THE PROBLEM » Below are the records; pull every line that includes "object".

-- start DATA ROWS --

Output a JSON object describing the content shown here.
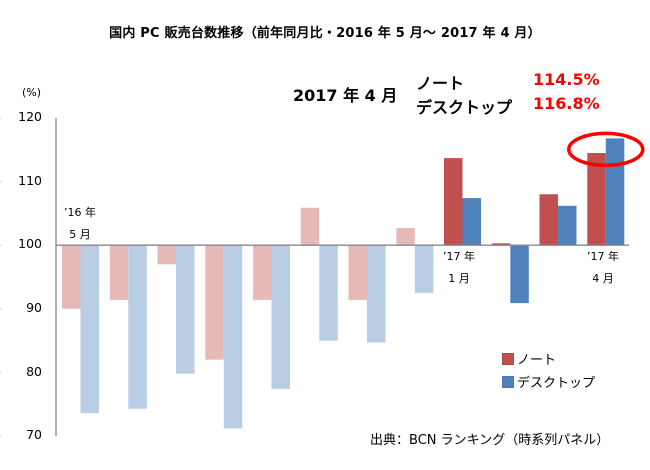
{
  "chart_data": {
    "type": "bar",
    "title": "国内 PC 販売台数推移（前年同月比・2016 年 5 月～ 2017 年 4 月）",
    "ylabel": "(%)",
    "xlabel": "",
    "ylim": [
      70,
      120
    ],
    "baseline": 100,
    "yticks": [
      "120",
      "110",
      "100",
      "90",
      "80",
      "70"
    ],
    "ytick_values": [
      120,
      110,
      100,
      90,
      80,
      70
    ],
    "categories": [
      "2016-05",
      "2016-06",
      "2016-07",
      "2016-08",
      "2016-09",
      "2016-10",
      "2016-11",
      "2016-12",
      "2017-01",
      "2017-02",
      "2017-03",
      "2017-04"
    ],
    "highlighted_from_index": 8,
    "series": [
      {
        "name": "ノート",
        "color": "#C0504D",
        "faded_color": "#E6B9B8",
        "values": [
          90.0,
          91.4,
          97.0,
          82.0,
          91.4,
          105.9,
          91.4,
          102.7,
          113.7,
          100.3,
          108.0,
          114.5
        ]
      },
      {
        "name": "デスクトップ",
        "color": "#4F81BD",
        "faded_color": "#B9CDE5",
        "values": [
          73.6,
          74.3,
          79.8,
          71.2,
          77.4,
          85.0,
          84.7,
          92.5,
          107.4,
          90.9,
          106.2,
          116.8
        ]
      }
    ],
    "category_labels": [
      {
        "index": 0,
        "line1": "’16 年",
        "line2": "5 月",
        "position": "above"
      },
      {
        "index": 8,
        "line1": "’17 年",
        "line2": "1 月",
        "position": "below"
      },
      {
        "index": 11,
        "line1": "’17 年",
        "line2": "4 月",
        "position": "below"
      }
    ],
    "legend": {
      "placement": "bottom-right",
      "entries": [
        "ノート",
        "デスクトップ"
      ]
    },
    "annotation": {
      "date": "2017 年 4 月",
      "rows": [
        {
          "label": "ノート",
          "value": "114.5%"
        },
        {
          "label": "デスクトップ",
          "value": "116.8%"
        }
      ],
      "highlight_color": "#FF0000"
    },
    "grid": false
  },
  "source": "出典：BCN ランキング（時系列パネル）"
}
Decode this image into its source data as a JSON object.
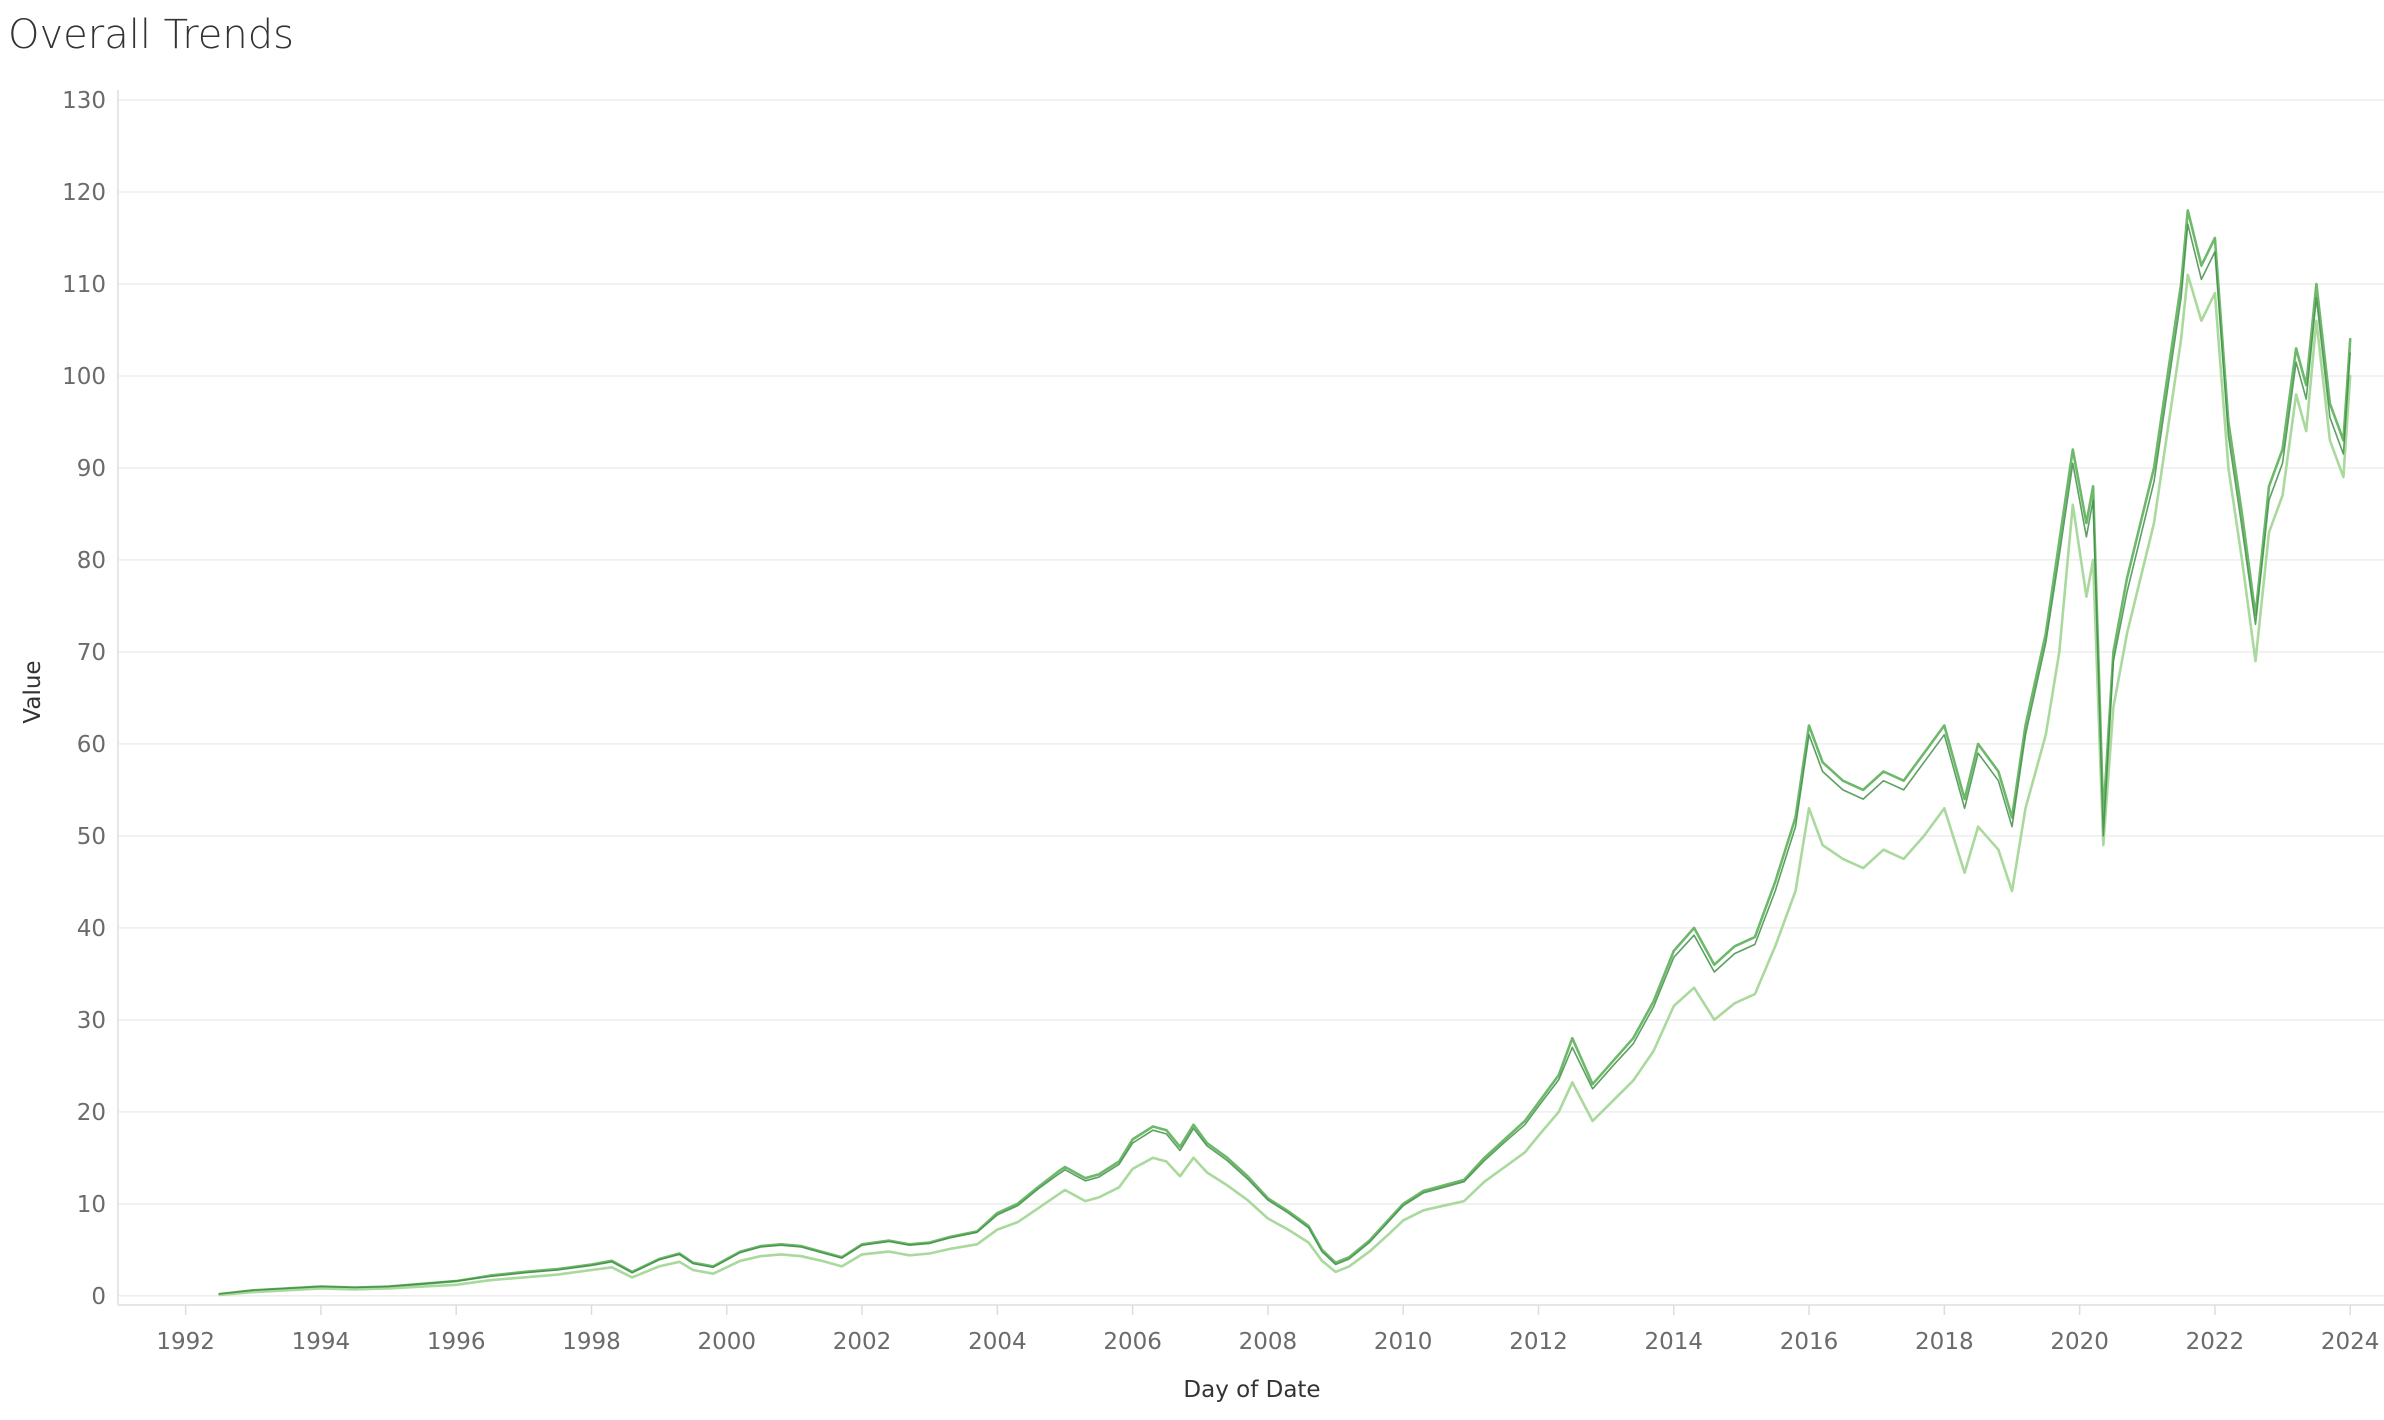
{
  "chart_data": {
    "type": "line",
    "title": "Overall Trends",
    "xlabel": "Day of Date",
    "ylabel": "Value",
    "x_ticks": [
      "1992",
      "1994",
      "1996",
      "1998",
      "2000",
      "2002",
      "2004",
      "2006",
      "2008",
      "2010",
      "2012",
      "2014",
      "2016",
      "2018",
      "2020",
      "2022",
      "2024"
    ],
    "y_ticks": [
      0,
      10,
      20,
      30,
      40,
      50,
      60,
      70,
      80,
      90,
      100,
      110,
      120,
      130
    ],
    "xlim": [
      1991.0,
      2024.5
    ],
    "ylim": [
      -1,
      130
    ],
    "grid": true,
    "legend": "none",
    "colors": {
      "dark": "#3f8f46",
      "mid": "#6db86a",
      "light": "#a9d99c"
    },
    "series": [
      {
        "color": "mid",
        "x": [
          1992.5,
          1993.0,
          1993.5,
          1994.0,
          1994.5,
          1995.0,
          1995.5,
          1996.0,
          1996.5,
          1997.0,
          1997.5,
          1998.0,
          1998.3,
          1998.6,
          1999.0,
          1999.3,
          1999.5,
          1999.8,
          2000.2,
          2000.5,
          2000.8,
          2001.1,
          2001.4,
          2001.7,
          2002.0,
          2002.4,
          2002.7,
          2003.0,
          2003.3,
          2003.7,
          2004.0,
          2004.3,
          2004.6,
          2004.9,
          2005.0,
          2005.3,
          2005.5,
          2005.8,
          2006.0,
          2006.3,
          2006.5,
          2006.7,
          2006.9,
          2007.1,
          2007.4,
          2007.7,
          2008.0,
          2008.3,
          2008.6,
          2008.8,
          2009.0,
          2009.2,
          2009.5,
          2009.8,
          2010.0,
          2010.3,
          2010.6,
          2010.9,
          2011.2,
          2011.5,
          2011.8,
          2012.0,
          2012.3,
          2012.5,
          2012.8,
          2013.1,
          2013.4,
          2013.7,
          2014.0,
          2014.3,
          2014.6,
          2014.9,
          2015.2,
          2015.5,
          2015.8,
          2016.0,
          2016.2,
          2016.5,
          2016.8,
          2017.1,
          2017.4,
          2017.7,
          2018.0,
          2018.3,
          2018.5,
          2018.8,
          2019.0,
          2019.2,
          2019.5,
          2019.7,
          2019.9,
          2020.1,
          2020.2,
          2020.35,
          2020.5,
          2020.7,
          2020.9,
          2021.1,
          2021.3,
          2021.5,
          2021.6,
          2021.8,
          2022.0,
          2022.2,
          2022.4,
          2022.6,
          2022.8,
          2023.0,
          2023.2,
          2023.35,
          2023.5,
          2023.7,
          2023.9,
          2024.0
        ],
        "y": [
          0.2,
          0.6,
          0.8,
          1.0,
          0.9,
          1.0,
          1.3,
          1.6,
          2.2,
          2.6,
          2.9,
          3.4,
          3.8,
          2.6,
          4.0,
          4.6,
          3.6,
          3.2,
          4.8,
          5.4,
          5.6,
          5.4,
          4.8,
          4.2,
          5.6,
          6.0,
          5.6,
          5.8,
          6.4,
          7.0,
          9.0,
          10.0,
          11.8,
          13.5,
          14.0,
          12.8,
          13.2,
          14.6,
          17.0,
          18.4,
          18.0,
          16.2,
          18.6,
          16.6,
          15.0,
          13.0,
          10.6,
          9.2,
          7.6,
          5.0,
          3.6,
          4.2,
          6.0,
          8.4,
          10.0,
          11.4,
          12.0,
          12.6,
          15.0,
          17.0,
          19.0,
          21.0,
          24.0,
          28.0,
          23.0,
          25.5,
          28.0,
          32.0,
          37.5,
          40.0,
          36.0,
          38.0,
          39.0,
          45.0,
          52.0,
          62.0,
          58.0,
          56.0,
          55.0,
          57.0,
          56.0,
          59.0,
          62.0,
          54.0,
          60.0,
          57.0,
          52.0,
          62.0,
          72.0,
          82.0,
          92.0,
          84.0,
          88.0,
          52.0,
          70.0,
          78.0,
          84.0,
          90.0,
          100.0,
          110.0,
          118.0,
          112.0,
          115.0,
          95.0,
          85.0,
          74.0,
          88.0,
          92.0,
          103.0,
          99.0,
          110.0,
          97.0,
          93.0,
          104.0
        ]
      },
      {
        "color": "light",
        "x": [
          1992.5,
          1993.0,
          1993.5,
          1994.0,
          1994.5,
          1995.0,
          1995.5,
          1996.0,
          1996.5,
          1997.0,
          1997.5,
          1998.0,
          1998.3,
          1998.6,
          1999.0,
          1999.3,
          1999.5,
          1999.8,
          2000.2,
          2000.5,
          2000.8,
          2001.1,
          2001.4,
          2001.7,
          2002.0,
          2002.4,
          2002.7,
          2003.0,
          2003.3,
          2003.7,
          2004.0,
          2004.3,
          2004.6,
          2004.9,
          2005.0,
          2005.3,
          2005.5,
          2005.8,
          2006.0,
          2006.3,
          2006.5,
          2006.7,
          2006.9,
          2007.1,
          2007.4,
          2007.7,
          2008.0,
          2008.3,
          2008.6,
          2008.8,
          2009.0,
          2009.2,
          2009.5,
          2009.8,
          2010.0,
          2010.3,
          2010.6,
          2010.9,
          2011.2,
          2011.5,
          2011.8,
          2012.0,
          2012.3,
          2012.5,
          2012.8,
          2013.1,
          2013.4,
          2013.7,
          2014.0,
          2014.3,
          2014.6,
          2014.9,
          2015.2,
          2015.5,
          2015.8,
          2016.0,
          2016.2,
          2016.5,
          2016.8,
          2017.1,
          2017.4,
          2017.7,
          2018.0,
          2018.3,
          2018.5,
          2018.8,
          2019.0,
          2019.2,
          2019.5,
          2019.7,
          2019.9,
          2020.1,
          2020.2,
          2020.35,
          2020.5,
          2020.7,
          2020.9,
          2021.1,
          2021.3,
          2021.5,
          2021.6,
          2021.8,
          2022.0,
          2022.2,
          2022.4,
          2022.6,
          2022.8,
          2023.0,
          2023.2,
          2023.35,
          2023.5,
          2023.7,
          2023.9,
          2024.0
        ],
        "y": [
          0.1,
          0.4,
          0.6,
          0.8,
          0.7,
          0.8,
          1.0,
          1.2,
          1.7,
          2.0,
          2.3,
          2.8,
          3.1,
          2.0,
          3.2,
          3.7,
          2.8,
          2.4,
          3.8,
          4.3,
          4.5,
          4.3,
          3.8,
          3.2,
          4.5,
          4.8,
          4.4,
          4.6,
          5.1,
          5.6,
          7.2,
          8.0,
          9.5,
          11.0,
          11.5,
          10.3,
          10.7,
          11.8,
          13.8,
          15.0,
          14.6,
          13.0,
          15.0,
          13.4,
          12.0,
          10.4,
          8.4,
          7.2,
          5.8,
          3.8,
          2.6,
          3.2,
          4.8,
          6.8,
          8.2,
          9.3,
          9.8,
          10.3,
          12.4,
          14.0,
          15.6,
          17.4,
          20.0,
          23.2,
          19.0,
          21.2,
          23.4,
          26.6,
          31.5,
          33.5,
          30.0,
          31.8,
          32.8,
          38.0,
          44.0,
          53.0,
          49.0,
          47.5,
          46.5,
          48.5,
          47.5,
          50.0,
          53.0,
          46.0,
          51.0,
          48.5,
          44.0,
          53.0,
          61.0,
          70.0,
          86.0,
          76.0,
          80.0,
          49.0,
          64.0,
          72.0,
          78.0,
          84.0,
          94.0,
          104.0,
          111.0,
          106.0,
          109.0,
          90.0,
          80.0,
          69.0,
          83.0,
          87.0,
          98.0,
          94.0,
          106.0,
          93.0,
          89.0,
          100.0
        ]
      },
      {
        "color": "dark",
        "x": [
          1992.5,
          1993.0,
          1993.5,
          1994.0,
          1994.5,
          1995.0,
          1995.5,
          1996.0,
          1996.5,
          1997.0,
          1997.5,
          1998.0,
          1998.3,
          1998.6,
          1999.0,
          1999.3,
          1999.5,
          1999.8,
          2000.2,
          2000.5,
          2000.8,
          2001.1,
          2001.4,
          2001.7,
          2002.0,
          2002.4,
          2002.7,
          2003.0,
          2003.3,
          2003.7,
          2004.0,
          2004.3,
          2004.6,
          2004.9,
          2005.0,
          2005.3,
          2005.5,
          2005.8,
          2006.0,
          2006.3,
          2006.5,
          2006.7,
          2006.9,
          2007.1,
          2007.4,
          2007.7,
          2008.0,
          2008.3,
          2008.6,
          2008.8,
          2009.0,
          2009.2,
          2009.5,
          2009.8,
          2010.0,
          2010.3,
          2010.6,
          2010.9,
          2011.2,
          2011.5,
          2011.8,
          2012.0,
          2012.3,
          2012.5,
          2012.8,
          2013.1,
          2013.4,
          2013.7,
          2014.0,
          2014.3,
          2014.6,
          2014.9,
          2015.2,
          2015.5,
          2015.8,
          2016.0,
          2016.2,
          2016.5,
          2016.8,
          2017.1,
          2017.4,
          2017.7,
          2018.0,
          2018.3,
          2018.5,
          2018.8,
          2019.0,
          2019.2,
          2019.5,
          2019.7,
          2019.9,
          2020.1,
          2020.2,
          2020.35,
          2020.5,
          2020.7,
          2020.9,
          2021.1,
          2021.3,
          2021.5,
          2021.6,
          2021.8,
          2022.0,
          2022.2,
          2022.4,
          2022.6,
          2022.8,
          2023.0,
          2023.2,
          2023.35,
          2023.5,
          2023.7,
          2023.9,
          2024.0
        ],
        "y": [
          0.2,
          0.6,
          0.8,
          1.0,
          0.9,
          1.0,
          1.3,
          1.6,
          2.1,
          2.5,
          2.8,
          3.3,
          3.7,
          2.5,
          3.9,
          4.5,
          3.5,
          3.1,
          4.7,
          5.3,
          5.5,
          5.3,
          4.7,
          4.1,
          5.5,
          5.9,
          5.5,
          5.7,
          6.3,
          6.9,
          8.8,
          9.8,
          11.6,
          13.2,
          13.7,
          12.5,
          12.9,
          14.3,
          16.6,
          18.0,
          17.6,
          15.8,
          18.2,
          16.3,
          14.7,
          12.7,
          10.4,
          9.0,
          7.4,
          4.8,
          3.4,
          4.0,
          5.8,
          8.2,
          9.8,
          11.2,
          11.8,
          12.4,
          14.7,
          16.7,
          18.6,
          20.6,
          23.5,
          27.0,
          22.5,
          25.0,
          27.4,
          31.4,
          36.8,
          39.2,
          35.2,
          37.2,
          38.2,
          44.0,
          51.0,
          61.0,
          57.0,
          55.0,
          54.0,
          56.0,
          55.0,
          58.0,
          61.0,
          53.0,
          59.0,
          56.0,
          51.0,
          61.0,
          71.0,
          80.5,
          90.5,
          82.5,
          86.5,
          50.0,
          69.0,
          76.5,
          82.5,
          88.5,
          98.5,
          108.5,
          116.5,
          110.5,
          113.5,
          93.5,
          83.5,
          73.0,
          86.5,
          90.5,
          101.5,
          97.5,
          108.5,
          95.5,
          91.5,
          102.5
        ]
      }
    ]
  }
}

-- end DATA ROWS --

CORRECT ANSWER »
Output a JSON object describing the content shown here.
Decode this image into its source data as a JSON object.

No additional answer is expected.